ITEMS:
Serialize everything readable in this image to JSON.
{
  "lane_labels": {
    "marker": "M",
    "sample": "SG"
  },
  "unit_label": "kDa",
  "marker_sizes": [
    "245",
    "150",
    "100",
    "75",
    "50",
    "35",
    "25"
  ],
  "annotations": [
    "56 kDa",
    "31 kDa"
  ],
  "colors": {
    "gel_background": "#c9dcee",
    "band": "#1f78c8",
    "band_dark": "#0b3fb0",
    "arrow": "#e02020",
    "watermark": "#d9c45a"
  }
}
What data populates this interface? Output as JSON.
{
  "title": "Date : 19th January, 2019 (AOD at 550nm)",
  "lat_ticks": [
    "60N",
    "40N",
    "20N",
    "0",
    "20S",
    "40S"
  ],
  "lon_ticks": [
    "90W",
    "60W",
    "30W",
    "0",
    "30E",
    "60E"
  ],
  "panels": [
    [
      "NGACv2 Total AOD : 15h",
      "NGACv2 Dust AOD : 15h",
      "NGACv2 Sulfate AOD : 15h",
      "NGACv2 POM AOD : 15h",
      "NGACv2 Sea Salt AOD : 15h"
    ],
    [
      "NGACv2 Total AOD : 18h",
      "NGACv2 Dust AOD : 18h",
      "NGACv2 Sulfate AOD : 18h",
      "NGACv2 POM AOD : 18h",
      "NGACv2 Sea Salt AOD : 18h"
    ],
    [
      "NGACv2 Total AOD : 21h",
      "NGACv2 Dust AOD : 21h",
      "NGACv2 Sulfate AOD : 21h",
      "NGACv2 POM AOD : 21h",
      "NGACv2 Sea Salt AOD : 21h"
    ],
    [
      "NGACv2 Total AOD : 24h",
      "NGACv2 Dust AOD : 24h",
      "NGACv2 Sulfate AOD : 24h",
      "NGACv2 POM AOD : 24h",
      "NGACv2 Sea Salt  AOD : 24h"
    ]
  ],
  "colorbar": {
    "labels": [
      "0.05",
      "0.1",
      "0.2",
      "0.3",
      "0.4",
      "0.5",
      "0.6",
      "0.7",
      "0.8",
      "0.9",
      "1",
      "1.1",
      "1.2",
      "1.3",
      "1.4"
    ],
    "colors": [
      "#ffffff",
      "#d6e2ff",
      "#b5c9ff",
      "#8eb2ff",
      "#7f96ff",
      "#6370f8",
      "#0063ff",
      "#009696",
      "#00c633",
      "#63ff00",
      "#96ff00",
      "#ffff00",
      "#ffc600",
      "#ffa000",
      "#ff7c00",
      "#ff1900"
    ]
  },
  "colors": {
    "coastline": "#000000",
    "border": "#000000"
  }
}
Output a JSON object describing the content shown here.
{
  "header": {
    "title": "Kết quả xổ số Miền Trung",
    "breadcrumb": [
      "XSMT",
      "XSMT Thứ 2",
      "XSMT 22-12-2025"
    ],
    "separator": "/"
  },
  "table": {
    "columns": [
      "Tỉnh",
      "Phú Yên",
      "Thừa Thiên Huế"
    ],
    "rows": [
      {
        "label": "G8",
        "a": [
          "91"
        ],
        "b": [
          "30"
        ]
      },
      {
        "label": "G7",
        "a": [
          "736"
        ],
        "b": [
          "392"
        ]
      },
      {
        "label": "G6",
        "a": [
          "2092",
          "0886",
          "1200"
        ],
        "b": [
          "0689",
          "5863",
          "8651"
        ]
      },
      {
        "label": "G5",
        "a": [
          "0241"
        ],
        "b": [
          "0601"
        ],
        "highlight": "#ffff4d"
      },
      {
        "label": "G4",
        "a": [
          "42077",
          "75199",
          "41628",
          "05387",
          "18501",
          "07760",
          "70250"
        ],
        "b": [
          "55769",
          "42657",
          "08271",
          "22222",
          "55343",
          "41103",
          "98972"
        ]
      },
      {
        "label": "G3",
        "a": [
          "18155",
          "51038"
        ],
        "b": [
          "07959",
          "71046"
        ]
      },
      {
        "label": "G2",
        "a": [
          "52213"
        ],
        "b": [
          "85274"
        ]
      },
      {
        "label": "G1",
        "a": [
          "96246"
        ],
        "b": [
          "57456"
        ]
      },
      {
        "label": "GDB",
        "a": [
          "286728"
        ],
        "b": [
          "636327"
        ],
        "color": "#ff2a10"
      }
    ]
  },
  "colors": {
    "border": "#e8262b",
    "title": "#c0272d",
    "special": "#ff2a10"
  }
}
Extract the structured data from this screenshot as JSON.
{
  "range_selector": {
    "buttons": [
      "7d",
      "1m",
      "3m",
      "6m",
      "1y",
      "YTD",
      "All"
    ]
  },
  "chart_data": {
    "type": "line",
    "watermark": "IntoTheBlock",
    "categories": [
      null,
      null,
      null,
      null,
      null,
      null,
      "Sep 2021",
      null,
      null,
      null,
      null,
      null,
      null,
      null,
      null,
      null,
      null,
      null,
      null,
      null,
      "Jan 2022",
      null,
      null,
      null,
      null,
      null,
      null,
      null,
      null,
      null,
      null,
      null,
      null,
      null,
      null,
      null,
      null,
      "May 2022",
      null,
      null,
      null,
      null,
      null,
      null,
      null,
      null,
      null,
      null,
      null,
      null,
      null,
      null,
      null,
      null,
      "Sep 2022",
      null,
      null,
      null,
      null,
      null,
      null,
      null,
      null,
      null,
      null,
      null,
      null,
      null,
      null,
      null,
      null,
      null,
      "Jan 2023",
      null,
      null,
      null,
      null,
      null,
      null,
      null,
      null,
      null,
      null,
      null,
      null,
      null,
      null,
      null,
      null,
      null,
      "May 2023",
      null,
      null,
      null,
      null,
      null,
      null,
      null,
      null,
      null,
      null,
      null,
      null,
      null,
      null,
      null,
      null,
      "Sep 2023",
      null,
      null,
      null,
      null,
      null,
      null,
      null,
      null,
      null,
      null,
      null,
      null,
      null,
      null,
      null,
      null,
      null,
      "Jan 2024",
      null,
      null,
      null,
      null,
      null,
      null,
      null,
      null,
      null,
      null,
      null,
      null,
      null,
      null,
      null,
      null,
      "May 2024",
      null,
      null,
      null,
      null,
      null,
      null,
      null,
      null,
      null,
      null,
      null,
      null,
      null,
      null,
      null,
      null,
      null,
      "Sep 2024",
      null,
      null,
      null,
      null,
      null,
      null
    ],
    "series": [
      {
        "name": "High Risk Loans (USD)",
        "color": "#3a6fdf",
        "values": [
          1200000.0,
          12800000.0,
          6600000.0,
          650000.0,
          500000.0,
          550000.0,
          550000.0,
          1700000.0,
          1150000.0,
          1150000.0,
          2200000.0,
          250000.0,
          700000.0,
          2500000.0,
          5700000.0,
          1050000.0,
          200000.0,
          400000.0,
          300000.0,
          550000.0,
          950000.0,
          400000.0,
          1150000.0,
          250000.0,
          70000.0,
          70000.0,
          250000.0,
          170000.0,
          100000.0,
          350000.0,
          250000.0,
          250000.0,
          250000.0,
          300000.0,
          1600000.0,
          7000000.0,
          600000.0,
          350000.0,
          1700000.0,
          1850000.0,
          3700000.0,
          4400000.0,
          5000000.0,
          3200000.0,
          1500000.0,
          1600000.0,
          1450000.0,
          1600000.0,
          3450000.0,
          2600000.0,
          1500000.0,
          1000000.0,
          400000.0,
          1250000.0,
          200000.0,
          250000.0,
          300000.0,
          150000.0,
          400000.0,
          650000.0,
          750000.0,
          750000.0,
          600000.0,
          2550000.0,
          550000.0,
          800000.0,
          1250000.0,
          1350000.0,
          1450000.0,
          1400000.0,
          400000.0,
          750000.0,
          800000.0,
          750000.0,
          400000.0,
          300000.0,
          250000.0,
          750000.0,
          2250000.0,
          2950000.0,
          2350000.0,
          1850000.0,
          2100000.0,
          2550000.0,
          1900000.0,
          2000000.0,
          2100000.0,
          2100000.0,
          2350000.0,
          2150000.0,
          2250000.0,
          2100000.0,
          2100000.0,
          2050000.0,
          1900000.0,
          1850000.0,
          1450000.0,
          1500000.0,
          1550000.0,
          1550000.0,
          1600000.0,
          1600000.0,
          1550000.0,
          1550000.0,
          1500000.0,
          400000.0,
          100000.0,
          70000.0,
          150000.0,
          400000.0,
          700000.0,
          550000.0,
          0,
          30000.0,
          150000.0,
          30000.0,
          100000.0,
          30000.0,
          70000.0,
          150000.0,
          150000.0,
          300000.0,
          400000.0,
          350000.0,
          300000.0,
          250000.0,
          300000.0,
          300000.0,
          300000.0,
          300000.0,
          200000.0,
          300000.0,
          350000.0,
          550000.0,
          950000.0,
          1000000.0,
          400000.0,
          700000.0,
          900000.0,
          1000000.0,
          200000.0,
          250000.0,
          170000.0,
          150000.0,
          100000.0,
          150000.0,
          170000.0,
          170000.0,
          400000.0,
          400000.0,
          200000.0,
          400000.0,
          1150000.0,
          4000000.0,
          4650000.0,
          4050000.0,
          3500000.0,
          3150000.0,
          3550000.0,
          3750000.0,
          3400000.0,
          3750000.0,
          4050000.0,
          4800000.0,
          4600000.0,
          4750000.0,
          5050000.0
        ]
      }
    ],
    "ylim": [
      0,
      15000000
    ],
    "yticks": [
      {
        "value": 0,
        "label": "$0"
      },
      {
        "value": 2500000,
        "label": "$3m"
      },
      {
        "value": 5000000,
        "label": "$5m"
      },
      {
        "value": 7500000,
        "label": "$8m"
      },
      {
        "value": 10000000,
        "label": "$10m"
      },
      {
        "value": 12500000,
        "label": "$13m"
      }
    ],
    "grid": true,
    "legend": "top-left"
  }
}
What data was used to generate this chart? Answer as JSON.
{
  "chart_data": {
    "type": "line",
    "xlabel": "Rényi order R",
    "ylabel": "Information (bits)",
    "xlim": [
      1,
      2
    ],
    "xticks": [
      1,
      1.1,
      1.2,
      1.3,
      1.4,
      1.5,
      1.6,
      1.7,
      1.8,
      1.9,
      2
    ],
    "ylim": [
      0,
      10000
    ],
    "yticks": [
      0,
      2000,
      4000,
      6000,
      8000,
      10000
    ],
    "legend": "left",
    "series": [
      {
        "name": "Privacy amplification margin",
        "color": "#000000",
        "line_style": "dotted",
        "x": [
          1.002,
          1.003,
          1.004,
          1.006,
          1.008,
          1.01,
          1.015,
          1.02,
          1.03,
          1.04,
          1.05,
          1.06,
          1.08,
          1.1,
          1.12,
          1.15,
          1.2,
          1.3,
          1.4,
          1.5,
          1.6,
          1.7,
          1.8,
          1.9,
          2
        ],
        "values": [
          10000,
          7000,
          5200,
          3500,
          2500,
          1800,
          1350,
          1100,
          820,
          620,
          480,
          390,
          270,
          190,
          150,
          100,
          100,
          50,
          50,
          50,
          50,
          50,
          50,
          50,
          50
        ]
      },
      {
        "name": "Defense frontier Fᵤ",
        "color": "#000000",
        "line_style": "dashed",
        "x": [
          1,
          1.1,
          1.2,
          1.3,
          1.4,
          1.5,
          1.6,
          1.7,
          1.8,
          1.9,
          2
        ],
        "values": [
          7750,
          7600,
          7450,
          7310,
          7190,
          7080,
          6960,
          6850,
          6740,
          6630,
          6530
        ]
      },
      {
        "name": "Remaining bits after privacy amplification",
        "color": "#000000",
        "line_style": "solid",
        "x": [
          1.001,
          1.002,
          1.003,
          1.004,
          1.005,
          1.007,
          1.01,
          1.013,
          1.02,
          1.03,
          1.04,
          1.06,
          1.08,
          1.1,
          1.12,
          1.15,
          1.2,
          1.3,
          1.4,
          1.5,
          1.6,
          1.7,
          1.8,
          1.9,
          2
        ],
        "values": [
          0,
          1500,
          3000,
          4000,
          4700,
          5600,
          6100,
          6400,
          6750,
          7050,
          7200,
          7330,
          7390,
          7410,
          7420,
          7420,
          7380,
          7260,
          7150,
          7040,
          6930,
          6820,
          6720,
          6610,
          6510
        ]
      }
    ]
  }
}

GIVEN PROBLEM: How many of the listing's lines contain "this"? Respond with a single number and nothing else.

RESULT: 4